Stored data
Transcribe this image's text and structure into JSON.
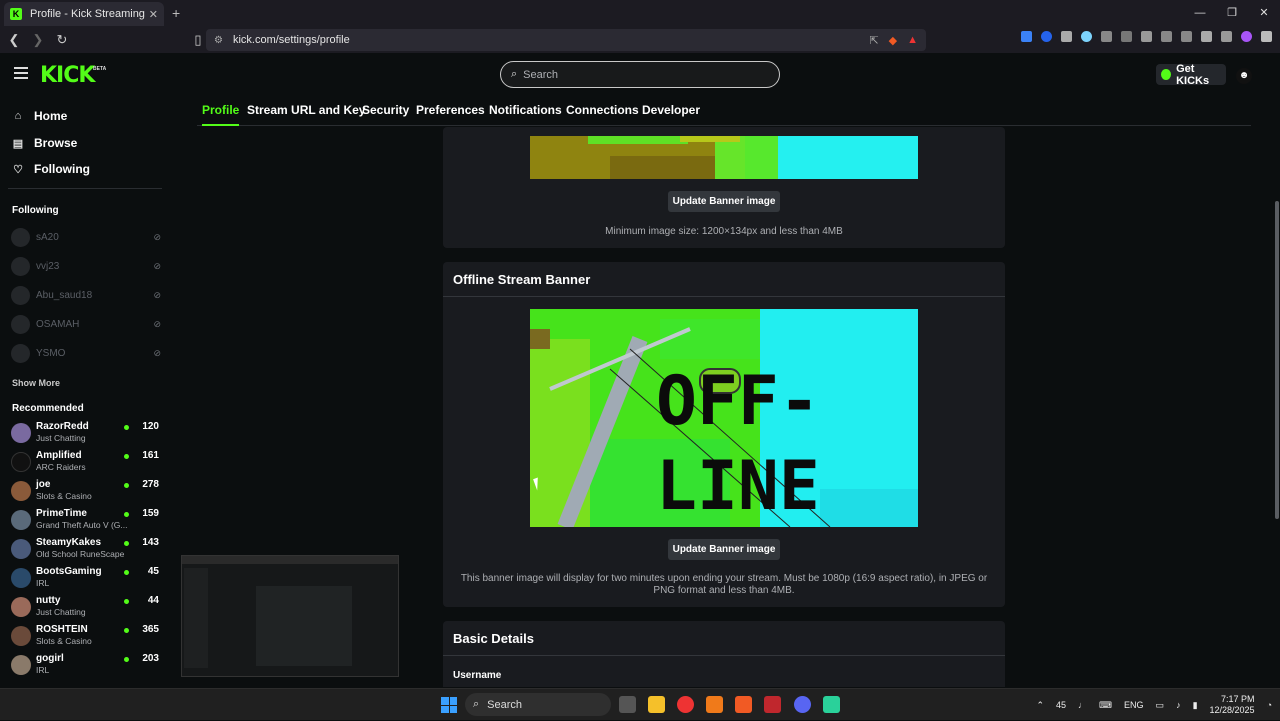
{
  "browser": {
    "tab_title": "Profile - Kick Streaming",
    "tab_close": "✕",
    "new_tab": "+",
    "url": "kick.com/settings/profile",
    "win_min": "—",
    "win_max": "❐",
    "win_close": "✕"
  },
  "header": {
    "logo": "KICK",
    "beta": "BETA",
    "search_placeholder": "Search",
    "get_kicks": "Get KICKs"
  },
  "sidebar": {
    "nav": [
      {
        "label": "Home",
        "icon": "home-icon"
      },
      {
        "label": "Browse",
        "icon": "browse-icon"
      },
      {
        "label": "Following",
        "icon": "heart-icon"
      }
    ],
    "following_title": "Following",
    "following": [
      {
        "name": "sA20"
      },
      {
        "name": "vvj23"
      },
      {
        "name": "Abu_saud18"
      },
      {
        "name": "OSAMAH"
      },
      {
        "name": "YSMO"
      }
    ],
    "show_more": "Show More",
    "recommended_title": "Recommended",
    "recommended": [
      {
        "name": "RazorRedd",
        "category": "Just Chatting",
        "viewers": "120"
      },
      {
        "name": "Amplified",
        "category": "ARC Raiders",
        "viewers": "161"
      },
      {
        "name": "joe",
        "category": "Slots & Casino",
        "viewers": "278"
      },
      {
        "name": "PrimeTime",
        "category": "Grand Theft Auto V (G...",
        "viewers": "159"
      },
      {
        "name": "SteamyKakes",
        "category": "Old School RuneScape",
        "viewers": "143"
      },
      {
        "name": "BootsGaming",
        "category": "IRL",
        "viewers": "45"
      },
      {
        "name": "nutty",
        "category": "Just Chatting",
        "viewers": "44"
      },
      {
        "name": "ROSHTEIN",
        "category": "Slots & Casino",
        "viewers": "365"
      },
      {
        "name": "gogirl",
        "category": "IRL",
        "viewers": "203"
      }
    ]
  },
  "settings_tabs": [
    "Profile",
    "Stream URL and Key",
    "Security",
    "Preferences",
    "Notifications",
    "Connections",
    "Developer"
  ],
  "banner_card": {
    "button": "Update Banner image",
    "hint": "Minimum image size: 1200×134px and less than 4MB"
  },
  "offline_card": {
    "title": "Offline Stream Banner",
    "image_text_line1": "OFF-",
    "image_text_line2": "LINE",
    "button": "Update Banner image",
    "hint_line1": "This banner image will display for two minutes upon ending your stream. Must be 1080p (16:9 aspect ratio), in JPEG or",
    "hint_line2": "PNG format and less than 4MB."
  },
  "basic_details": {
    "title": "Basic Details",
    "username_label": "Username"
  },
  "taskbar": {
    "search": "Search",
    "tray_badge": "45",
    "lang": "ENG",
    "time": "7:17 PM",
    "date": "12/28/2025"
  },
  "colors": {
    "accent": "#53fc18",
    "bg": "#0b0e0f",
    "card": "#191b1f"
  }
}
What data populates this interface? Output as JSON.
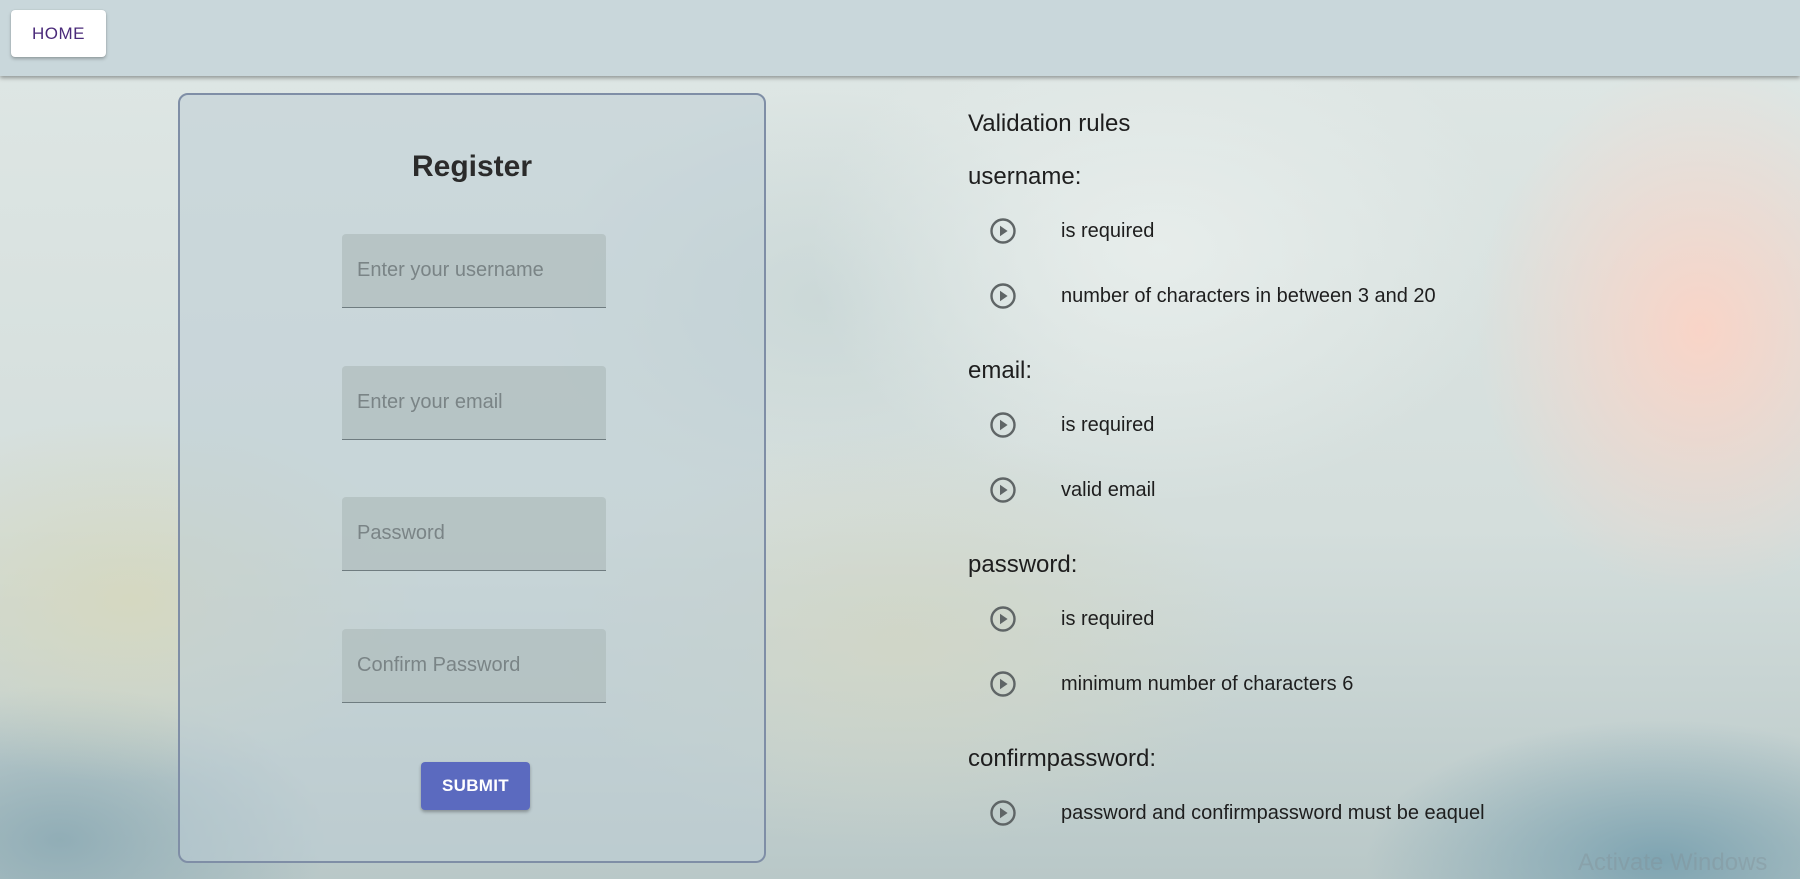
{
  "topbar": {
    "home_label": "HOME"
  },
  "register": {
    "title": "Register",
    "username_placeholder": "Enter your username",
    "email_placeholder": "Enter your email",
    "password_placeholder": "Password",
    "confirm_placeholder": "Confirm Password",
    "submit_label": "SUBMIT"
  },
  "validation": {
    "title": "Validation rules",
    "groups": [
      {
        "label": "username:",
        "rules": [
          "is required",
          "number of characters in between 3 and 20"
        ]
      },
      {
        "label": "email:",
        "rules": [
          "is required",
          "valid email"
        ]
      },
      {
        "label": "password:",
        "rules": [
          "is required",
          "minimum number of characters 6"
        ]
      },
      {
        "label": "confirmpassword:",
        "rules": [
          "password and confirmpassword must be eaquel"
        ]
      }
    ],
    "rule_icon": "play-circle-outline-icon"
  },
  "watermark": "Activate Windows",
  "colors": {
    "topbar": "#c9d7db",
    "home_text": "#4a2a7a",
    "submit": "#5b6abf",
    "card_border": "#7f8ea6"
  }
}
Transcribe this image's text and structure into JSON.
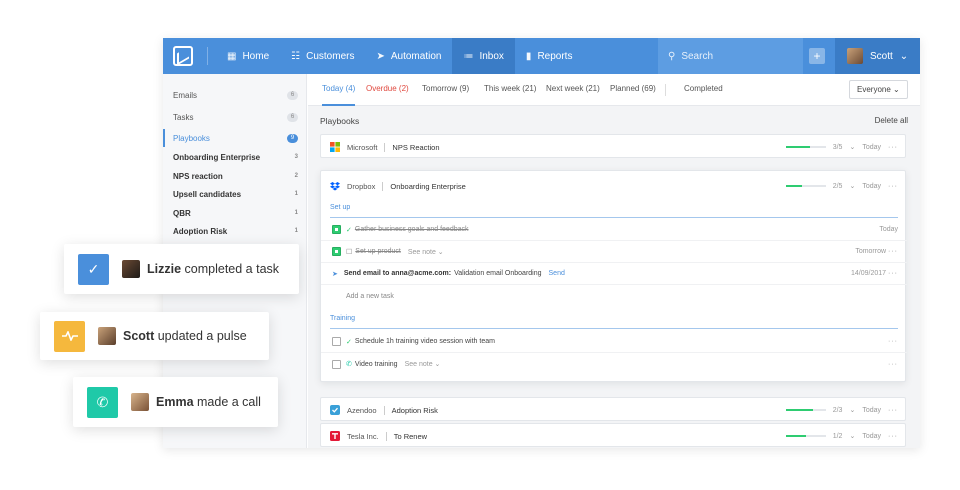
{
  "topbar": {
    "nav": [
      {
        "label": "Home",
        "icon": "grid-icon"
      },
      {
        "label": "Customers",
        "icon": "customers-icon"
      },
      {
        "label": "Automation",
        "icon": "send-icon"
      },
      {
        "label": "Inbox",
        "icon": "inbox-icon",
        "active": true
      },
      {
        "label": "Reports",
        "icon": "bar-chart-icon"
      }
    ],
    "search_placeholder": "Search",
    "plus_label": "+",
    "user_name": "Scott"
  },
  "sidebar": {
    "items": [
      {
        "label": "Emails",
        "count": "6"
      },
      {
        "label": "Tasks",
        "count": "6"
      },
      {
        "label": "Playbooks",
        "count": "9"
      },
      {
        "label": "Onboarding Enterprise",
        "count": "3"
      },
      {
        "label": "NPS reaction",
        "count": "2"
      },
      {
        "label": "Upsell candidates",
        "count": "1"
      },
      {
        "label": "QBR",
        "count": "1"
      },
      {
        "label": "Adoption Risk",
        "count": "1"
      }
    ]
  },
  "tabs": [
    {
      "label": "Today (4)"
    },
    {
      "label": "Overdue (2)"
    },
    {
      "label": "Tomorrow (9)"
    },
    {
      "label": "This week (21)"
    },
    {
      "label": "Next week (21)"
    },
    {
      "label": "Planned (69)"
    },
    {
      "label": "Completed"
    }
  ],
  "filter_label": "Everyone",
  "section_title": "Playbooks",
  "delete_all": "Delete all",
  "playbooks": [
    {
      "company": "Microsoft",
      "name": "NPS Reaction",
      "progress_text": "3/5",
      "progress": 0.6,
      "due": "Today",
      "logo_color": "#f35325"
    },
    {
      "company": "Dropbox",
      "name": "Onboarding Enterprise",
      "progress_text": "2/5",
      "progress": 0.4,
      "due": "Today",
      "logo_color": "#0061ff"
    },
    {
      "company": "Azendoo",
      "name": "Adoption Risk",
      "progress_text": "2/3",
      "progress": 0.67,
      "due": "Today",
      "logo_color": "#3aa0d8"
    },
    {
      "company": "Tesla Inc.",
      "name": "To Renew",
      "progress_text": "1/2",
      "progress": 0.5,
      "due": "Today",
      "logo_color": "#e31937"
    }
  ],
  "groups": {
    "setup": "Set up",
    "training": "Training"
  },
  "tasks": {
    "t1": {
      "text": "Gather business goals and feedback",
      "due": "Today"
    },
    "t2": {
      "text": "Set up product",
      "note": "See note",
      "due": "Tomorrow"
    },
    "t3": {
      "prefix": "Send email to anna@acme.com:",
      "text": "Validation email Onboarding",
      "action": "Send",
      "due": "14/09/2017"
    },
    "t4": {
      "text": "Add a new task"
    },
    "t5": {
      "text": "Schedule 1h training video session with team"
    },
    "t6": {
      "text": "Video training",
      "note": "See note"
    }
  },
  "notifications": [
    {
      "name": "Lizzie",
      "text": "completed a task",
      "color": "#4a8fdb"
    },
    {
      "name": "Scott",
      "text": "updated a pulse",
      "color": "#f5b83d"
    },
    {
      "name": "Emma",
      "text": "made a call",
      "color": "#1fc9a8"
    }
  ]
}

### REQUIRED WORK
The word "viewers" appears in how many lines of the data? Answer with only the number.

### COMPLETED EXERCISE
9